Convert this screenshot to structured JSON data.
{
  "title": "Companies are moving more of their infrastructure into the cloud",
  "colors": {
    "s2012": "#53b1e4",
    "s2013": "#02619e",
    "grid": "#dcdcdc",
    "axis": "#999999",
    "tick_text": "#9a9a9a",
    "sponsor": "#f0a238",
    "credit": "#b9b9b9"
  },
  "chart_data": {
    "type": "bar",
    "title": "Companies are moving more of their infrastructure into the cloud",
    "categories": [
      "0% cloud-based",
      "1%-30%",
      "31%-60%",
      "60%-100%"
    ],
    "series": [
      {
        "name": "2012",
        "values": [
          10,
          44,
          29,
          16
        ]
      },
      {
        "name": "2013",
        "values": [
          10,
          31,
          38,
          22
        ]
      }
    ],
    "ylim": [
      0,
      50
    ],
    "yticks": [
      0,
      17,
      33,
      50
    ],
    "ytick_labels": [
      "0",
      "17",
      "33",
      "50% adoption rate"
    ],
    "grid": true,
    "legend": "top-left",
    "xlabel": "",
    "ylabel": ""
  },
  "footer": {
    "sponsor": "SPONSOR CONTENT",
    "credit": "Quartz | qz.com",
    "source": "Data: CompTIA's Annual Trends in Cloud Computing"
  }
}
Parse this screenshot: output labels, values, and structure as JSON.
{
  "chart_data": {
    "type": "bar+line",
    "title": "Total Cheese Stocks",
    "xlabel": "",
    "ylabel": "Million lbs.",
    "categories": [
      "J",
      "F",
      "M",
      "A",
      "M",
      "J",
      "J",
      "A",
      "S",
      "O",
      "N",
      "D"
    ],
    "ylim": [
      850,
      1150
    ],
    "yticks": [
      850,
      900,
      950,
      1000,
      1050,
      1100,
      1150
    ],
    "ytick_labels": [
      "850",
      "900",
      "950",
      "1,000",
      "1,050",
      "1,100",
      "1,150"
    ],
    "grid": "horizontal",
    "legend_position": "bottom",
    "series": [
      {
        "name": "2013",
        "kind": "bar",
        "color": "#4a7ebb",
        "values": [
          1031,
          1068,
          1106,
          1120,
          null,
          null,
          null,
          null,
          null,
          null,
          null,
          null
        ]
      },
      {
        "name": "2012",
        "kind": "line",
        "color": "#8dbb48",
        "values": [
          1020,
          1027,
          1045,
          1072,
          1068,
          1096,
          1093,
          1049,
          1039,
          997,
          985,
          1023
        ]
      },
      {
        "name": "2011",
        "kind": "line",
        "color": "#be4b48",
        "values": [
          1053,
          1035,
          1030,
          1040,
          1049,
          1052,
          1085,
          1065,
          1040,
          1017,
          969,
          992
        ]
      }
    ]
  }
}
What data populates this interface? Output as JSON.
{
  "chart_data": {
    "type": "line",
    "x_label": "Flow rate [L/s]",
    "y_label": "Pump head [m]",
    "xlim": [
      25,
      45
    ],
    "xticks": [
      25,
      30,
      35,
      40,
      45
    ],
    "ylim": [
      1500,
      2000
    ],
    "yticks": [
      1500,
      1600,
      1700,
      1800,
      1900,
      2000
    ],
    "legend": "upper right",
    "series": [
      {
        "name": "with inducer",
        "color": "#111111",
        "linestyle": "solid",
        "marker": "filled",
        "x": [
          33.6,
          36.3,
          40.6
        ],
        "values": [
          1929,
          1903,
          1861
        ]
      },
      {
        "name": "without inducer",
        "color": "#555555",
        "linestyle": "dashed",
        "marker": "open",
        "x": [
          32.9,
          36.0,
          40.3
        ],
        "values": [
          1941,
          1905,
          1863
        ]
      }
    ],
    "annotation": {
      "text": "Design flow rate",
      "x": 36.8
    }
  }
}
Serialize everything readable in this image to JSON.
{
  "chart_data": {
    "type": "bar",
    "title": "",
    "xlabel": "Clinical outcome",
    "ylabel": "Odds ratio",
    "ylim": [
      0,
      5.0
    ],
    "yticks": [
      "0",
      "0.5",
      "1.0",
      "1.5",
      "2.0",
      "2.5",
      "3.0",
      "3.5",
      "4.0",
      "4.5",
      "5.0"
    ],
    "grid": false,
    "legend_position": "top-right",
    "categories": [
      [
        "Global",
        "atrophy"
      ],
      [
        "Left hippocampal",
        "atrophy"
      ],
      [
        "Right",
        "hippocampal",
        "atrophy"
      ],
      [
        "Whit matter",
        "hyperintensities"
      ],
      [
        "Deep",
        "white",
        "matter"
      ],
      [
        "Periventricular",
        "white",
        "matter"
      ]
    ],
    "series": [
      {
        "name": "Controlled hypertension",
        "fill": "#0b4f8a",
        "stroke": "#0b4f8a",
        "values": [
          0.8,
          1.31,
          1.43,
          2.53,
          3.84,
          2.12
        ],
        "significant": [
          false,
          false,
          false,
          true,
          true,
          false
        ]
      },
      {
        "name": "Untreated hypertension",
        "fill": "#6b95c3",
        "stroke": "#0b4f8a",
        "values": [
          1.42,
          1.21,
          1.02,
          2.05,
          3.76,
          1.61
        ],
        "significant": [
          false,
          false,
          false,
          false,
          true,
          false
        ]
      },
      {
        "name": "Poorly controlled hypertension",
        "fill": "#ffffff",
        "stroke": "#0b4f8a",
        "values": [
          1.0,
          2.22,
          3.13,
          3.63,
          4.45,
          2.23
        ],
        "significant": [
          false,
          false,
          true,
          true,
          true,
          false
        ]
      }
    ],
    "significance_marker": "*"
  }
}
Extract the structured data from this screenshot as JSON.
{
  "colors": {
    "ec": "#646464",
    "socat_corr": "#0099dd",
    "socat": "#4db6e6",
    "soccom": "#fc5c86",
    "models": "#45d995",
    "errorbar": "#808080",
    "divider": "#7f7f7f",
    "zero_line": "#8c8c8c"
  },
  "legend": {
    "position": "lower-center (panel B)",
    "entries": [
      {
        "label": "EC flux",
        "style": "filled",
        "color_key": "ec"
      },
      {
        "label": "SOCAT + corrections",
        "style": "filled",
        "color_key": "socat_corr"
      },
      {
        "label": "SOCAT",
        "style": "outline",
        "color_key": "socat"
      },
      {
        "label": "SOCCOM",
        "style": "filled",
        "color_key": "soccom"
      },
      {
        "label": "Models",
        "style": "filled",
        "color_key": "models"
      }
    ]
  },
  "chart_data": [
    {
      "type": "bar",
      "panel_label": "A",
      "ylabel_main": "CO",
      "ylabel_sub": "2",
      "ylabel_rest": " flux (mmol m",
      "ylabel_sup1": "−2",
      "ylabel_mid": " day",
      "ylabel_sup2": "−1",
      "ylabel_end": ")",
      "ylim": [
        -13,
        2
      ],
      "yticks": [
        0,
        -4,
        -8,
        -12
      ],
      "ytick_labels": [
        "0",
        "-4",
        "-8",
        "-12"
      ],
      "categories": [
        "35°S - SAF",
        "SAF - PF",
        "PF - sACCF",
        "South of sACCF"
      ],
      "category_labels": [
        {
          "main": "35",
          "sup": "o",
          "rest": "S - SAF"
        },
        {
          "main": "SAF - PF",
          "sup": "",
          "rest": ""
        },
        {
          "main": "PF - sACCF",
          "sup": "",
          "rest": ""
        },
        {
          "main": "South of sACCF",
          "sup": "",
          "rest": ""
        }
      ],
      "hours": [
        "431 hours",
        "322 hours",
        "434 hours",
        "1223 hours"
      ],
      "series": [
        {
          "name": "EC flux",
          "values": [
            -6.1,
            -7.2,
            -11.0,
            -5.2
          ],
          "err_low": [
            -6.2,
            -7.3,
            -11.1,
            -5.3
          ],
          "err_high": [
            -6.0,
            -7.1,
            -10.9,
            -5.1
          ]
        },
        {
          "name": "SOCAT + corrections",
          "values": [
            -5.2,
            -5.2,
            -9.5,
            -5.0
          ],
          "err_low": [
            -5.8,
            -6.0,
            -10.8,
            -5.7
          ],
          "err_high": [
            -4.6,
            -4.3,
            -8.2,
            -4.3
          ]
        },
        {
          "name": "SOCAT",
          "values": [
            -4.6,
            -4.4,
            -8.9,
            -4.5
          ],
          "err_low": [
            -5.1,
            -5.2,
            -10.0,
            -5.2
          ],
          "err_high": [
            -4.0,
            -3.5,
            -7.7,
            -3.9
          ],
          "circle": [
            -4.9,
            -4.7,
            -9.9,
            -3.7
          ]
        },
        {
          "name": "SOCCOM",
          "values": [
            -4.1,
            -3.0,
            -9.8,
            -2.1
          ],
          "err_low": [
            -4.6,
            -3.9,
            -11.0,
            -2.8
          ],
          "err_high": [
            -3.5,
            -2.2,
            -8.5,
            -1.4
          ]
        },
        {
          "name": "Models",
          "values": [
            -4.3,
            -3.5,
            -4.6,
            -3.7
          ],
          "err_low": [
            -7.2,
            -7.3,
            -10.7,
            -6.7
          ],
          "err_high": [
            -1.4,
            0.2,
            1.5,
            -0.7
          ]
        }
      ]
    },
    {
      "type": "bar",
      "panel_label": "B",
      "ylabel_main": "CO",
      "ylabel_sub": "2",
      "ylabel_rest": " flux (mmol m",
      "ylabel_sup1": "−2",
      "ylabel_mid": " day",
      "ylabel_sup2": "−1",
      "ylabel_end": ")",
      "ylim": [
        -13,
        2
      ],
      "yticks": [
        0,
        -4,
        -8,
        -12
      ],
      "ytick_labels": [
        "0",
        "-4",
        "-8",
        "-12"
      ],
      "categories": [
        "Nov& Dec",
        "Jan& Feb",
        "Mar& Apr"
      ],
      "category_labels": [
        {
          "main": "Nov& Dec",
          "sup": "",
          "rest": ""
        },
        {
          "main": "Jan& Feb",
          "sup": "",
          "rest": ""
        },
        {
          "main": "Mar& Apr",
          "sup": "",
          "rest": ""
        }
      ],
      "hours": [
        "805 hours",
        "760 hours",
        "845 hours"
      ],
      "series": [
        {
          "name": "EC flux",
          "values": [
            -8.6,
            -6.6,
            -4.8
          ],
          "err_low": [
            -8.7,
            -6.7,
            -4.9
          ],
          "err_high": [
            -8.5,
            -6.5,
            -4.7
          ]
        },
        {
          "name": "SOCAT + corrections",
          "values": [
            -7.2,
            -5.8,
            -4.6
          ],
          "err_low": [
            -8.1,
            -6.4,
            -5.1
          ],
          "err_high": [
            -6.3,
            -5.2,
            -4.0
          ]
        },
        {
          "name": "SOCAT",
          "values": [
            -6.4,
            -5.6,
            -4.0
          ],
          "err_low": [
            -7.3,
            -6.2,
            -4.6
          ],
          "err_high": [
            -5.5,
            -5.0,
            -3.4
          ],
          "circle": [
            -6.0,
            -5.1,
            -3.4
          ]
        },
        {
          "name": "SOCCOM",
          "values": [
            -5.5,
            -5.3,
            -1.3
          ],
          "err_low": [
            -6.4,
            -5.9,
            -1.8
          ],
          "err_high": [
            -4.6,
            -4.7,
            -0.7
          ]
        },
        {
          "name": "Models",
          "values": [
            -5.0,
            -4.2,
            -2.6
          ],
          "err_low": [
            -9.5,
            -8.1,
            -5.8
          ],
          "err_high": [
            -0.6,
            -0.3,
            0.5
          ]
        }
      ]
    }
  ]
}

--- --- ---

From the data above, copy each line where the string "hours" appears.

      "hours": [
        "431 hours",
        "322 hours",
        "434 hours",
        "1223 hours"
      "hours": [
        "805 hours",
        "760 hours",
        "845 hours"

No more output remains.